*WHAT IS NEEDED*
Go through the entries below and collect each line with the string "this" in it.
-- begin DATASET --
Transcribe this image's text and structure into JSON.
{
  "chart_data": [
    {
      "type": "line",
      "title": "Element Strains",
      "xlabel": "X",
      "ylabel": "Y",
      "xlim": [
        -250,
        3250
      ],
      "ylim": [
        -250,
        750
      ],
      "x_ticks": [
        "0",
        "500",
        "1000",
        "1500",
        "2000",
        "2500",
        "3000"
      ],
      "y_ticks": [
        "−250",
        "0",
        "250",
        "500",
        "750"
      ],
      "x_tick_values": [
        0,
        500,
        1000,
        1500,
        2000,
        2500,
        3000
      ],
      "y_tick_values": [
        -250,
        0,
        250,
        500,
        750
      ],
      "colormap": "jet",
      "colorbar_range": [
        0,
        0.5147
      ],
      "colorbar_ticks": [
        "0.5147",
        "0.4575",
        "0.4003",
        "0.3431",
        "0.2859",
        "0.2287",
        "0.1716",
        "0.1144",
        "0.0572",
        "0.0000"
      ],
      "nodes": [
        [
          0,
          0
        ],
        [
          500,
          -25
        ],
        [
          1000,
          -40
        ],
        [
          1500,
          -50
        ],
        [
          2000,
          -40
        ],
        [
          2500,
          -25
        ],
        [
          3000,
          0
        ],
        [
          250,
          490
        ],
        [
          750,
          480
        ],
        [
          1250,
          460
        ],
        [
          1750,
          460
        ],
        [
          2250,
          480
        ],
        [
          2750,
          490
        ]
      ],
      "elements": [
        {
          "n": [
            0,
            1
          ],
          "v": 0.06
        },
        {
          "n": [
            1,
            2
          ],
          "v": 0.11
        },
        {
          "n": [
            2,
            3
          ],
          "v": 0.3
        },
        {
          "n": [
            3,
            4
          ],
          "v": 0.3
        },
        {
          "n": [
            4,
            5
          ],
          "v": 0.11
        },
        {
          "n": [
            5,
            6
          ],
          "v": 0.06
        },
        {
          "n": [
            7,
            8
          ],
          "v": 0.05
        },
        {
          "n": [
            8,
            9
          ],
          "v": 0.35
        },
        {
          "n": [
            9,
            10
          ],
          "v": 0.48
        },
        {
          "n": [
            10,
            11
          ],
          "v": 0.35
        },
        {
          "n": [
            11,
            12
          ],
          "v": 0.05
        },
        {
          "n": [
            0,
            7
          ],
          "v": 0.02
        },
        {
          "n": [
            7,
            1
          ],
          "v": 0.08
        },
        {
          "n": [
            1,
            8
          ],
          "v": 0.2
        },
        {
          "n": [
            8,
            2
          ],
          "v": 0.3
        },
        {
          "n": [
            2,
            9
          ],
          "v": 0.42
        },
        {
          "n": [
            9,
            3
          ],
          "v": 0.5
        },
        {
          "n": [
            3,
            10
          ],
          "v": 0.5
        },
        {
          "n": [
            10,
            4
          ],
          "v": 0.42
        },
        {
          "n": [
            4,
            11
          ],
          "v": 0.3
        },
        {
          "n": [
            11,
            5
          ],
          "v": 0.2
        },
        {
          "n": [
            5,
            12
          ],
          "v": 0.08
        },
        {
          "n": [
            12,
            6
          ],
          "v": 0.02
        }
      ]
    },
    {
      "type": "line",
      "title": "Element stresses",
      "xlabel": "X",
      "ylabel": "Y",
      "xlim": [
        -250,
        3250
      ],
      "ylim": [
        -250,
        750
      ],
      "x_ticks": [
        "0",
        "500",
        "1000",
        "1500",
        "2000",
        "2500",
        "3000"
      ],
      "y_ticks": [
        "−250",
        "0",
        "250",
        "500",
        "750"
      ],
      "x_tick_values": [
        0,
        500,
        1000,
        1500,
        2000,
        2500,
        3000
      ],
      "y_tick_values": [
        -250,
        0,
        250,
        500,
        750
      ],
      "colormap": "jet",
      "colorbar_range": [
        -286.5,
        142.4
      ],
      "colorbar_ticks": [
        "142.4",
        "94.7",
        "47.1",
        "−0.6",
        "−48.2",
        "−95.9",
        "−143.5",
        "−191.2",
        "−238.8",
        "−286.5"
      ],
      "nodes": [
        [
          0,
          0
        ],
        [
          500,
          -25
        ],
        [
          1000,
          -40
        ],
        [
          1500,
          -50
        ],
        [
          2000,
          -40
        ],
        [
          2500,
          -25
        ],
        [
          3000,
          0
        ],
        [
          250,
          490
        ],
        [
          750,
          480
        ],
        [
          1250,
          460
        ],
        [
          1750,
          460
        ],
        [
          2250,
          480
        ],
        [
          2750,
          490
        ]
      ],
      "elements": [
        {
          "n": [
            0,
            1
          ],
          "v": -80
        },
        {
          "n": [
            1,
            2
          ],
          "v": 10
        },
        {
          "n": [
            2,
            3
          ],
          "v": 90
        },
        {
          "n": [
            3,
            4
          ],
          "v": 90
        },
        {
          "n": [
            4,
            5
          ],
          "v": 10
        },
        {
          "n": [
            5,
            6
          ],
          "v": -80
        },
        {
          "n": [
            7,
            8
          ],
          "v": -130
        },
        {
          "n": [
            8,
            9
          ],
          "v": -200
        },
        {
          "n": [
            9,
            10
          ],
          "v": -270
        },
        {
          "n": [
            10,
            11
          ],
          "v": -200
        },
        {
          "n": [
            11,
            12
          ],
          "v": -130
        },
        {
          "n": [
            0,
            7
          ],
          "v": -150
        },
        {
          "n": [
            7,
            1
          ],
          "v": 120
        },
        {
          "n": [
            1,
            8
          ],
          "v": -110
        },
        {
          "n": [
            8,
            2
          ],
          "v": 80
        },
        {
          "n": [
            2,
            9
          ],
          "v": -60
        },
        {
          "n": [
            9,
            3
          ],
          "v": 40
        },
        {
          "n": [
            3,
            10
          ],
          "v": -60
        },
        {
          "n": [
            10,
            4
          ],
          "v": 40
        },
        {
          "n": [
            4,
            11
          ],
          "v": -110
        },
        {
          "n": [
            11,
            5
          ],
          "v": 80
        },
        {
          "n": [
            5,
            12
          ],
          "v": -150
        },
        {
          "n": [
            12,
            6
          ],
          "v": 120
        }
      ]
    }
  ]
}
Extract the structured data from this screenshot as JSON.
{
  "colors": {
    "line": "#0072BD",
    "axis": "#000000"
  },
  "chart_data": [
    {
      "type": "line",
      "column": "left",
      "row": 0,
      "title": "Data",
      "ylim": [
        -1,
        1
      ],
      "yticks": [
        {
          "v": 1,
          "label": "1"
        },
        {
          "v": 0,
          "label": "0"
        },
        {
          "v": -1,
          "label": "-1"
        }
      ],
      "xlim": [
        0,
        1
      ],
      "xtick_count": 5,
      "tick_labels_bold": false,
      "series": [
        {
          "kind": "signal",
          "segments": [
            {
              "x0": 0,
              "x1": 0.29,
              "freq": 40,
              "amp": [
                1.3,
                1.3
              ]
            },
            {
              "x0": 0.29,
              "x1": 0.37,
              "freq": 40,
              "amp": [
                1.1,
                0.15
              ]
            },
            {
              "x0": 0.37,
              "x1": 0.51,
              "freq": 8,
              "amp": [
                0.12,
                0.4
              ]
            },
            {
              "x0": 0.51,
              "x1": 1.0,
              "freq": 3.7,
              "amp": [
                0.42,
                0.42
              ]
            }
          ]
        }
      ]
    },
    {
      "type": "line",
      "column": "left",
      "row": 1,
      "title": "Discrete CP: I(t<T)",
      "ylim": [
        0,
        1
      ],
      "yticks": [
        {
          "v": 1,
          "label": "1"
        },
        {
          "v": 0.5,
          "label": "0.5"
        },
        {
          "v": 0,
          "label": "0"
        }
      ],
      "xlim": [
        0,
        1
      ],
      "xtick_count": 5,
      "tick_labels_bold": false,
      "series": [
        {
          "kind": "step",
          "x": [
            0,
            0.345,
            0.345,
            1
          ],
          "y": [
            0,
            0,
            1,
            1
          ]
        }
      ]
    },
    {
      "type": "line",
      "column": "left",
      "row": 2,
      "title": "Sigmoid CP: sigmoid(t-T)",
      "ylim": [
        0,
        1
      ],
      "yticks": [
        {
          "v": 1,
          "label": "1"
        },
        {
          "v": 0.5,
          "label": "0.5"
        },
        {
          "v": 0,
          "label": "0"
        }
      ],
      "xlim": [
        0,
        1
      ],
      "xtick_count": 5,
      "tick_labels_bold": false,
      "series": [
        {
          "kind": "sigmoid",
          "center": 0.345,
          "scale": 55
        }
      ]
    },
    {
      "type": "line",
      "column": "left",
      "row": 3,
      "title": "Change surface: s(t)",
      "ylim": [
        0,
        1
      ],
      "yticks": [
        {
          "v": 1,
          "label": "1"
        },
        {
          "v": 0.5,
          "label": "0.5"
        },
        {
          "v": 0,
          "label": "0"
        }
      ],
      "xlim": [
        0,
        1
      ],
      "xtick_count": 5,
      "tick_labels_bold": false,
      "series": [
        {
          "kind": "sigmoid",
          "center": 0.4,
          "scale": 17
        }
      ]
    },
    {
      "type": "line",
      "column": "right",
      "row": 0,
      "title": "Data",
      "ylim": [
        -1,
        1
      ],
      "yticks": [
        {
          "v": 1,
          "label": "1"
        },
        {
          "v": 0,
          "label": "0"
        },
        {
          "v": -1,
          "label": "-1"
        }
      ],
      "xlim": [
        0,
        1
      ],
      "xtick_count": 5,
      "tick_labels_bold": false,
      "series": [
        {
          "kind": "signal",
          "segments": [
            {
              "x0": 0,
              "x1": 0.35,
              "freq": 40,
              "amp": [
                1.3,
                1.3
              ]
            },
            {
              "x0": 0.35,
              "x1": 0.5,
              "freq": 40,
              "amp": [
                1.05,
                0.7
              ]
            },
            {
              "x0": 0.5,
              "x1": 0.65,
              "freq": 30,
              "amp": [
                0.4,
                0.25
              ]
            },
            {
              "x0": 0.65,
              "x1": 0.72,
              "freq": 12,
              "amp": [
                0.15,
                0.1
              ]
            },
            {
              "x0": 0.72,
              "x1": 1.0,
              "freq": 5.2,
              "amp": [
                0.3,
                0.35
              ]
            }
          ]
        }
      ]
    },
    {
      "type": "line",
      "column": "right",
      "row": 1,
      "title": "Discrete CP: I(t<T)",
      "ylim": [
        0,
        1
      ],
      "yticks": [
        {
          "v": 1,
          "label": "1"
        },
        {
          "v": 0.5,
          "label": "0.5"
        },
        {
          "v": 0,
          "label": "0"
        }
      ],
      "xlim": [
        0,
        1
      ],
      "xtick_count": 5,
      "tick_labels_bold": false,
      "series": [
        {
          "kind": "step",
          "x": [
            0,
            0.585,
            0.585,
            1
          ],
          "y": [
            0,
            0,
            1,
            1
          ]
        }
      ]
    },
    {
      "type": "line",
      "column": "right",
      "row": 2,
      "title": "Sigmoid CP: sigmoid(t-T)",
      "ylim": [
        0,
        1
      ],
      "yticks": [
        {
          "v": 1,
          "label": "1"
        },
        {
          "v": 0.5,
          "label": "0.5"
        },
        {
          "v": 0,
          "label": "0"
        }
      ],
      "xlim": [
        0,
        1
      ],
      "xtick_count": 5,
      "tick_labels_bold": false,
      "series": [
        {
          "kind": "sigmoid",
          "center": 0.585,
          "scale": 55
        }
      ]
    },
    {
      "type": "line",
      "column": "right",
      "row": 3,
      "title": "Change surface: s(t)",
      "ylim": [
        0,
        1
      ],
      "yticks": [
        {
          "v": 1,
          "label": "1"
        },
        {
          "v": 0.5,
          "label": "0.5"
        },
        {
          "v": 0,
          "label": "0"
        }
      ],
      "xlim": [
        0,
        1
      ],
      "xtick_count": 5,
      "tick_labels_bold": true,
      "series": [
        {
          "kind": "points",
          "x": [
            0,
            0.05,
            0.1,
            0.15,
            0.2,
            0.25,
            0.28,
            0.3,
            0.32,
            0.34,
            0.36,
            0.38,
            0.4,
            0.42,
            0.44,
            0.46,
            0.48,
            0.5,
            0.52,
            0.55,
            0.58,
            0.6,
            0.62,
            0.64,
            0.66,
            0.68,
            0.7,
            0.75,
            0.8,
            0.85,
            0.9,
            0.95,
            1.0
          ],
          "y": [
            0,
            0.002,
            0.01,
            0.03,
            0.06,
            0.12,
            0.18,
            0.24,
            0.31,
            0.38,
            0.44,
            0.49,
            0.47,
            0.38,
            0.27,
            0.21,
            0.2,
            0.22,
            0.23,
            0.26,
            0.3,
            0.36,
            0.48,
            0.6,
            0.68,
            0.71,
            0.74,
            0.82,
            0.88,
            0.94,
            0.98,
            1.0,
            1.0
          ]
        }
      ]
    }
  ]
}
-- end DATASET --
*THE OUTPUT*
Transcribe this image's text and structure into JSON.
Extract the structured data from this screenshot as JSON.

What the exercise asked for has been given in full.